> _Set task a_: Write out the entries again word for word, starting at the first line of the entries and ending at the line that contains "highlight-box — [831, 184, 960, 324]", including both of those lines.
** begin Page **
What is your favorite nineteenth-century indoor activity?
I’m a big gamer, so I’m always interested in learning to play the card games and party games described in my favorite novels.
What is your favorite film set in the nineteenth century?
My favorite film is Guy Maddin’s 2002 film, Dracula: Pages from a Virgin’s Diary. It is a film version of a ballet version of Stoker’s novel. Maddin filmed it in black and white except for the blood and gold/money that appears in the film. In addition to being a beautiful film, it does a great job of connecting nineteenth-century economic tensions with tensions surrounding immigration at the end of the century. I highly recommend it!
If you could borrow any nineteenth-century painting from a museum for one year and hang it in your home, what would it be and why?
The Raft of the Medusa by the French painter Théodore Géricault. I’m a big fan of horror movies, especially those based on true stories. This painting is based on a true story and depicts survivors of a shipwreck as they attempt to flag down a ship in the distance. The details of the true story and of the painting are indeed horrific.
What historical figure would you love to see in twenty-first-century life?
I would love to see Elizabeth Gaskell and her women of Cranford experience life today. It would be like a Victorian version of Golden Girls.
Which nineteenth-century fictional character do you wish were real?
Jenny Wren from Dickens’s Our Mutual Friend. She would be a blast to hang out with! The scene in the novel in which she removes her hairpins to applause from a pub is one of my favorites to discuss in class. It’s like a Dickensian version of a striptease or burlesque act!
** end Page **
** begin Data for processing **
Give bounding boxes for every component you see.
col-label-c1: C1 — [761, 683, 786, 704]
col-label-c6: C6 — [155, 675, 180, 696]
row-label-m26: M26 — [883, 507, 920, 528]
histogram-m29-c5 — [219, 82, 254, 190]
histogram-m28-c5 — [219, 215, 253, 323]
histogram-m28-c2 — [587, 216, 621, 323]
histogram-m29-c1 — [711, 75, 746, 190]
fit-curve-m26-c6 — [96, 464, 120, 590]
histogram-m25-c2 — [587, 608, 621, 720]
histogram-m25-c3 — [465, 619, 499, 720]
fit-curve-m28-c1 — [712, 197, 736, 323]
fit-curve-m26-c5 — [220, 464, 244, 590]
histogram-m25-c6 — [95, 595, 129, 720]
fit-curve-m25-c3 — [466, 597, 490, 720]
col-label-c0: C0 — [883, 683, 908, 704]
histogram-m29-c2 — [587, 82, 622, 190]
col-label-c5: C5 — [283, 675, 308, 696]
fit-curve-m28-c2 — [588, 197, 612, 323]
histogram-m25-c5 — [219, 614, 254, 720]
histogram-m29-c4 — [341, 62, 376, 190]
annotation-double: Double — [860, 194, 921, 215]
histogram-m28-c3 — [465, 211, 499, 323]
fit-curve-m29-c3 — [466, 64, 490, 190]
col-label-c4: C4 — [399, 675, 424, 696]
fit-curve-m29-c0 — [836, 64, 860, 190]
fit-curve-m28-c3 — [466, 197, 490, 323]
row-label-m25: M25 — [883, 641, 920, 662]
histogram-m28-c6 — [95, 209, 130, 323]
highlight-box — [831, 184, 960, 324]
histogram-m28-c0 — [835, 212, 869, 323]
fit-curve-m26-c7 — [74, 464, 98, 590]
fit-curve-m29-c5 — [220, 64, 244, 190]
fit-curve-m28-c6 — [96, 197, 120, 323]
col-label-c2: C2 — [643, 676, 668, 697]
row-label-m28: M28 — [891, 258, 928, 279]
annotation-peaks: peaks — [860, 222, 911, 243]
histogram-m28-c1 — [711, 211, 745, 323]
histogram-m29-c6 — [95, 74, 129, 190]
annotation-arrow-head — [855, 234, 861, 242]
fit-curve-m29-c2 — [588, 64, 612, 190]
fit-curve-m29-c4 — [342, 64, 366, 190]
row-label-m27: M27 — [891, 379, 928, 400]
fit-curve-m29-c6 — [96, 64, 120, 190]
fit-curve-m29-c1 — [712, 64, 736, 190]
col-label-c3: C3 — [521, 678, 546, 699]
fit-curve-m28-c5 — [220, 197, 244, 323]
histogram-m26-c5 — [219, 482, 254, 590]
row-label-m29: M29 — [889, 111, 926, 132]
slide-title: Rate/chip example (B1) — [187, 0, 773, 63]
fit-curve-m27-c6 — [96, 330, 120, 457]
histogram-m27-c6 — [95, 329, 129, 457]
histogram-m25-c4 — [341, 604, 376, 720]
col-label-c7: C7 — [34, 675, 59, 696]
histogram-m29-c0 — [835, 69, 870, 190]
** end Data for processing **
> _Set task b_: Summarize the question-and-answer text on nineteenth-century favorites in two sentences.

> _Final answer a_:
Give bounding boxes for every component you see.
col-label-c1: C1 — [761, 683, 786, 704]
col-label-c6: C6 — [155, 675, 180, 696]
row-label-m26: M26 — [883, 507, 920, 528]
histogram-m29-c5 — [219, 82, 254, 190]
histogram-m28-c5 — [219, 215, 253, 323]
histogram-m28-c2 — [587, 216, 621, 323]
histogram-m29-c1 — [711, 75, 746, 190]
fit-curve-m26-c6 — [96, 464, 120, 590]
histogram-m25-c2 — [587, 608, 621, 720]
histogram-m25-c3 — [465, 619, 499, 720]
fit-curve-m28-c1 — [712, 197, 736, 323]
fit-curve-m26-c5 — [220, 464, 244, 590]
histogram-m25-c6 — [95, 595, 129, 720]
fit-curve-m25-c3 — [466, 597, 490, 720]
col-label-c0: C0 — [883, 683, 908, 704]
histogram-m29-c2 — [587, 82, 622, 190]
col-label-c5: C5 — [283, 675, 308, 696]
fit-curve-m28-c2 — [588, 197, 612, 323]
histogram-m25-c5 — [219, 614, 254, 720]
histogram-m29-c4 — [341, 62, 376, 190]
annotation-double: Double — [860, 194, 921, 215]
histogram-m28-c3 — [465, 211, 499, 323]
fit-curve-m29-c3 — [466, 64, 490, 190]
col-label-c4: C4 — [399, 675, 424, 696]
fit-curve-m29-c0 — [836, 64, 860, 190]
fit-curve-m28-c3 — [466, 197, 490, 323]
row-label-m25: M25 — [883, 641, 920, 662]
histogram-m28-c6 — [95, 209, 130, 323]
highlight-box — [831, 184, 960, 324]

> _Final answer b_: The respondent's favorite film is Guy Maddin's 2002 Dracula: Pages from a Virgin's Diary, praised for connecting nineteenth-century economic tensions with tensions surrounding immigration. The respondent would also borrow Géricault's The Raft of the Medusa, a painting based on a true shipwreck story, and wishes Jenny Wren from Dickens's Our Mutual Friend were real.